Dataset entries:

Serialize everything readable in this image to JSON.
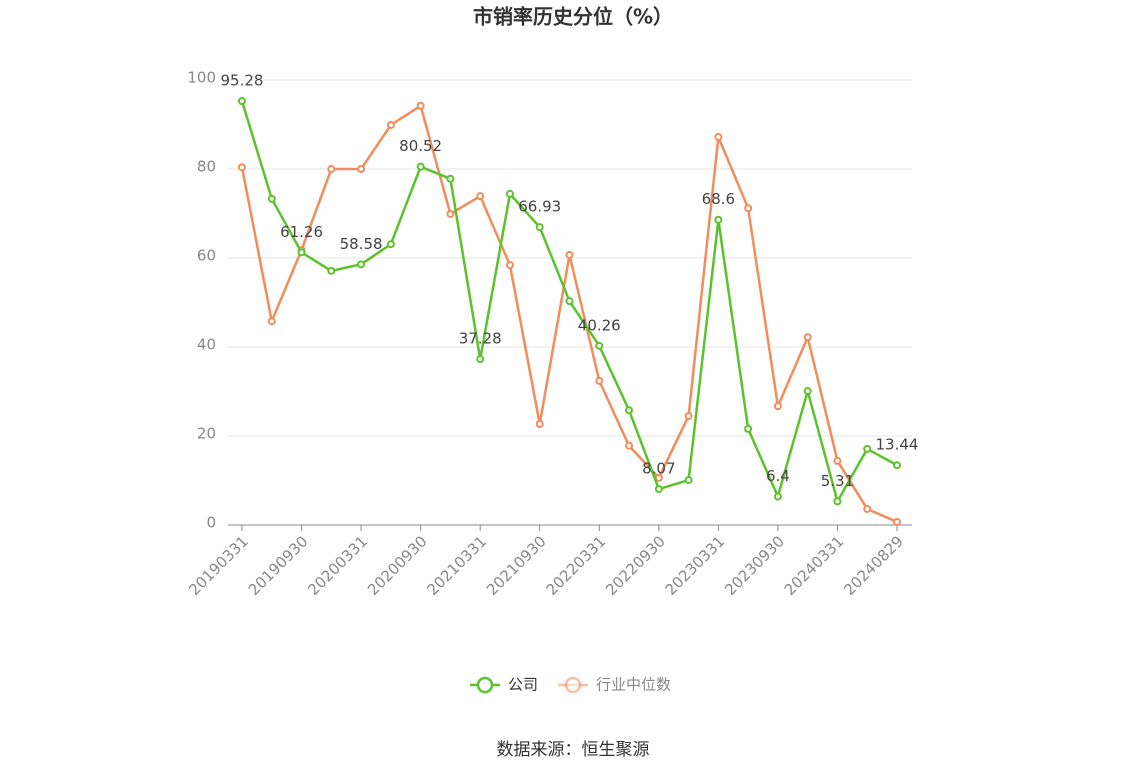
{
  "chart_data": {
    "type": "line",
    "title": "市销率历史分位（%）",
    "categories": [
      "20190331",
      null,
      "20190930",
      null,
      "20200331",
      null,
      "20200930",
      null,
      "20210331",
      null,
      "20210930",
      null,
      "20220331",
      null,
      "20220930",
      null,
      "20230331",
      null,
      "20230930",
      null,
      "20240331",
      null,
      "20240829"
    ],
    "series": [
      {
        "name": "公司",
        "color": "#5cc22a",
        "values": [
          95.28,
          73.3,
          61.26,
          57.1,
          58.58,
          63.1,
          80.52,
          77.8,
          37.28,
          74.4,
          66.93,
          50.3,
          40.26,
          25.8,
          8.07,
          10.1,
          68.6,
          21.6,
          6.4,
          30.1,
          5.31,
          17.1,
          13.44
        ]
      },
      {
        "name": "行业中位数",
        "color": "#f28c5a",
        "values": [
          80.4,
          45.8,
          61.8,
          80.0,
          80.0,
          89.9,
          94.2,
          69.9,
          73.9,
          58.4,
          22.7,
          60.7,
          32.4,
          17.8,
          10.6,
          24.5,
          87.2,
          71.2,
          26.7,
          42.2,
          14.4,
          3.6,
          0.7
        ]
      }
    ],
    "ylim": [
      0,
      100
    ],
    "yticks": [
      0,
      20,
      40,
      60,
      80,
      100
    ],
    "grid": true,
    "legend": "bottom",
    "source": "数据来源：恒生聚源"
  }
}
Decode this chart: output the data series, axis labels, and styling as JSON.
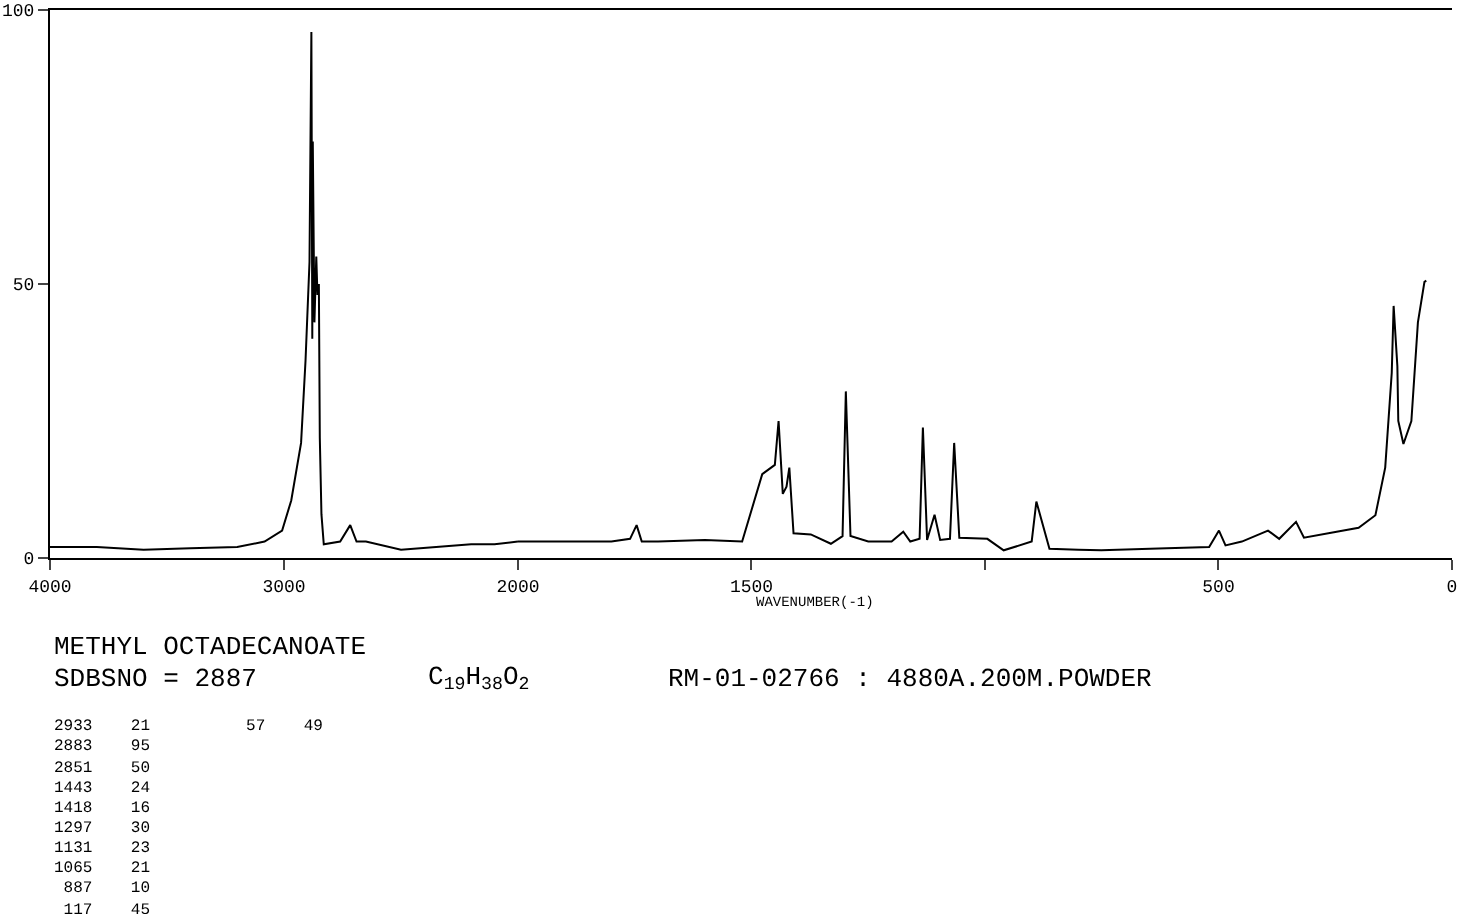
{
  "chart_data": [
    {
      "type": "line",
      "title": "METHYL OCTADECANOATE",
      "subtitle": "SDBSNO = 2887",
      "annotations": [
        "C$_{19}$H$_{38}$O$_{2}$",
        "RM-01-02766 : 4880A.200M.POWDER",
        "2933    21          57    49",
        "2883    95",
        "2851    50",
        "1443    24",
        "1418    16",
        "1297    30",
        "1131    23",
        "1065    21",
        " 887    10",
        " 117    45"
      ],
      "xlim": [
        4000,
        2000
      ],
      "xticks": [
        4000,
        3000,
        2000
      ],
      "ylim": [
        0,
        100
      ],
      "yticks": [
        0,
        50,
        100
      ],
      "series": [
        {
          "color": "#000000",
          "x": [
            4000,
            3800,
            3600,
            3400,
            3200,
            3083,
            3008,
            2969,
            2927,
            2908,
            2891,
            2883,
            2879,
            2877,
            2870,
            2862,
            2857,
            2851,
            2847,
            2840,
            2830,
            2760,
            2717,
            2690,
            2650,
            2500,
            2350,
            2200,
            2100,
            2000
          ],
          "values": [
            2,
            2,
            1.5,
            1.8,
            2,
            3,
            5,
            10.5,
            21,
            36,
            54,
            96,
            40,
            76,
            43,
            55,
            48,
            50,
            22,
            8,
            2.5,
            3,
            6,
            3,
            3,
            1.5,
            2,
            2.5,
            2.5,
            3
          ]
        }
      ]
    },
    {
      "type": "line",
      "xlabel": "WAVENUMBER(-1)",
      "tick_labels": "x",
      "xlim": [
        2000,
        0
      ],
      "xticks": [
        {
          "value": 2000,
          "label": null
        },
        1500,
        {
          "value": 1000,
          "label": null
        },
        500,
        0
      ],
      "ylim": [
        0,
        100
      ],
      "yticks": [
        0,
        50,
        100
      ],
      "series": [
        {
          "color": "#000000",
          "x": [
            2000,
            1900,
            1800,
            1760,
            1746,
            1735,
            1700,
            1600,
            1520,
            1477,
            1450,
            1442,
            1433,
            1425,
            1419,
            1410,
            1373,
            1330,
            1305,
            1298,
            1288,
            1250,
            1200,
            1175,
            1160,
            1140,
            1133,
            1124,
            1108,
            1096,
            1075,
            1066,
            1055,
            995,
            960,
            900,
            890,
            862,
            800,
            751,
            611,
            520,
            499,
            485,
            450,
            394,
            370,
            334,
            317,
            247,
            200,
            164,
            143,
            129,
            125,
            117,
            115,
            104,
            87,
            73,
            59,
            55
          ],
          "values": [
            3,
            3,
            3,
            3.5,
            6,
            3,
            3,
            3.3,
            3,
            15.3,
            17,
            25,
            11.7,
            13,
            16.5,
            4.5,
            4.3,
            2.6,
            4,
            30.4,
            4,
            3,
            3,
            4.8,
            3,
            3.5,
            23.8,
            3.3,
            7.9,
            3.3,
            3.5,
            21,
            3.7,
            3.5,
            1.4,
            3,
            10.3,
            1.7,
            1.5,
            1.4,
            1.8,
            2,
            5,
            2.3,
            3,
            5,
            3.5,
            6.6,
            3.7,
            4.8,
            5.5,
            7.8,
            16.5,
            33.8,
            46,
            35,
            25,
            20.8,
            25,
            43,
            50.4,
            50.6
          ]
        }
      ]
    }
  ]
}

Your goal: For each line above that contains the word "color", copy that line.

Right answer:
        "color": "#5cc22a",
        "color": "#f28c5a",
          "color": "#000000",
          "color": "#000000",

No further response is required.